Start Data supplied

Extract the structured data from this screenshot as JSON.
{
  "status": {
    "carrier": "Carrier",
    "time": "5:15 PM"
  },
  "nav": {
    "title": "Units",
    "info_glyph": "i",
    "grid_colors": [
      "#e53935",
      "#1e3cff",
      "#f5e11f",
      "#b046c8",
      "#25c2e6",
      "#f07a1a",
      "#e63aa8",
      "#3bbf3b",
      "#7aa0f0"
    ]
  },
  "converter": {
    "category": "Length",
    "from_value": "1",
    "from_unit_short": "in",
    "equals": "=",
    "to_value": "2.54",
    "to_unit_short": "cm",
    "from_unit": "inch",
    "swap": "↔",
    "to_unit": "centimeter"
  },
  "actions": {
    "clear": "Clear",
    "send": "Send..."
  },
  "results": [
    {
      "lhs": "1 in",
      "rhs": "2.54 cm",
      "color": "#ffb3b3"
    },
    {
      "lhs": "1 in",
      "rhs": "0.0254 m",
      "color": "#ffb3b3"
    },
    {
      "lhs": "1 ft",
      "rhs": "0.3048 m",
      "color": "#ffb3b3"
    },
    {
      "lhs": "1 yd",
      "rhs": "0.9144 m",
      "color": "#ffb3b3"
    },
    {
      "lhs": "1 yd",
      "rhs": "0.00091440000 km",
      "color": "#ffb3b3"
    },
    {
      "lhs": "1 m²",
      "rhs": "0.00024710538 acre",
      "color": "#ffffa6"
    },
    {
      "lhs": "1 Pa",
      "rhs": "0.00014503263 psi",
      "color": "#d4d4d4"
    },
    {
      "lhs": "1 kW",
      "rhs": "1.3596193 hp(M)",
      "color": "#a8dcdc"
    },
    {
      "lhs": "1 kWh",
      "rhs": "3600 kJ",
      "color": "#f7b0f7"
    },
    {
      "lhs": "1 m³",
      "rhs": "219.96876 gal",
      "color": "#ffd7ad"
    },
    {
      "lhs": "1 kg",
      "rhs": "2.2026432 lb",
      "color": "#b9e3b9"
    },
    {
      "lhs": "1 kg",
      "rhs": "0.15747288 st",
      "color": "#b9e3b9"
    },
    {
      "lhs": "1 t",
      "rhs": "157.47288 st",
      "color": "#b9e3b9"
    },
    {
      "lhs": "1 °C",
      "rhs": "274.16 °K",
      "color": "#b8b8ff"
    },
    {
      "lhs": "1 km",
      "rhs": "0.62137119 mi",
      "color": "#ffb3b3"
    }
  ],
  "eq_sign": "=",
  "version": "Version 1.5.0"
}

End Data supplied

▶ **Task instructions**
Give an exact repetition of all the material.

▶ **Reply**
Extract the structured data from this screenshot as JSON.
{
  "status": {
    "carrier": "Carrier",
    "time": "5:15 PM"
  },
  "nav": {
    "title": "Units",
    "info_glyph": "i",
    "grid_colors": [
      "#e53935",
      "#1e3cff",
      "#f5e11f",
      "#b046c8",
      "#25c2e6",
      "#f07a1a",
      "#e63aa8",
      "#3bbf3b",
      "#7aa0f0"
    ]
  },
  "converter": {
    "category": "Length",
    "from_value": "1",
    "from_unit_short": "in",
    "equals": "=",
    "to_value": "2.54",
    "to_unit_short": "cm",
    "from_unit": "inch",
    "swap": "↔",
    "to_unit": "centimeter"
  },
  "actions": {
    "clear": "Clear",
    "send": "Send..."
  },
  "results": [
    {
      "lhs": "1 in",
      "rhs": "2.54 cm",
      "color": "#ffb3b3"
    },
    {
      "lhs": "1 in",
      "rhs": "0.0254 m",
      "color": "#ffb3b3"
    },
    {
      "lhs": "1 ft",
      "rhs": "0.3048 m",
      "color": "#ffb3b3"
    },
    {
      "lhs": "1 yd",
      "rhs": "0.9144 m",
      "color": "#ffb3b3"
    },
    {
      "lhs": "1 yd",
      "rhs": "0.00091440000 km",
      "color": "#ffb3b3"
    },
    {
      "lhs": "1 m²",
      "rhs": "0.00024710538 acre",
      "color": "#ffffa6"
    },
    {
      "lhs": "1 Pa",
      "rhs": "0.00014503263 psi",
      "color": "#d4d4d4"
    },
    {
      "lhs": "1 kW",
      "rhs": "1.3596193 hp(M)",
      "color": "#a8dcdc"
    },
    {
      "lhs": "1 kWh",
      "rhs": "3600 kJ",
      "color": "#f7b0f7"
    },
    {
      "lhs": "1 m³",
      "rhs": "219.96876 gal",
      "color": "#ffd7ad"
    },
    {
      "lhs": "1 kg",
      "rhs": "2.2026432 lb",
      "color": "#b9e3b9"
    },
    {
      "lhs": "1 kg",
      "rhs": "0.15747288 st",
      "color": "#b9e3b9"
    },
    {
      "lhs": "1 t",
      "rhs": "157.47288 st",
      "color": "#b9e3b9"
    },
    {
      "lhs": "1 °C",
      "rhs": "274.16 °K",
      "color": "#b8b8ff"
    },
    {
      "lhs": "1 km",
      "rhs": "0.62137119 mi",
      "color": "#ffb3b3"
    }
  ],
  "eq_sign": "=",
  "version": "Version 1.5.0"
}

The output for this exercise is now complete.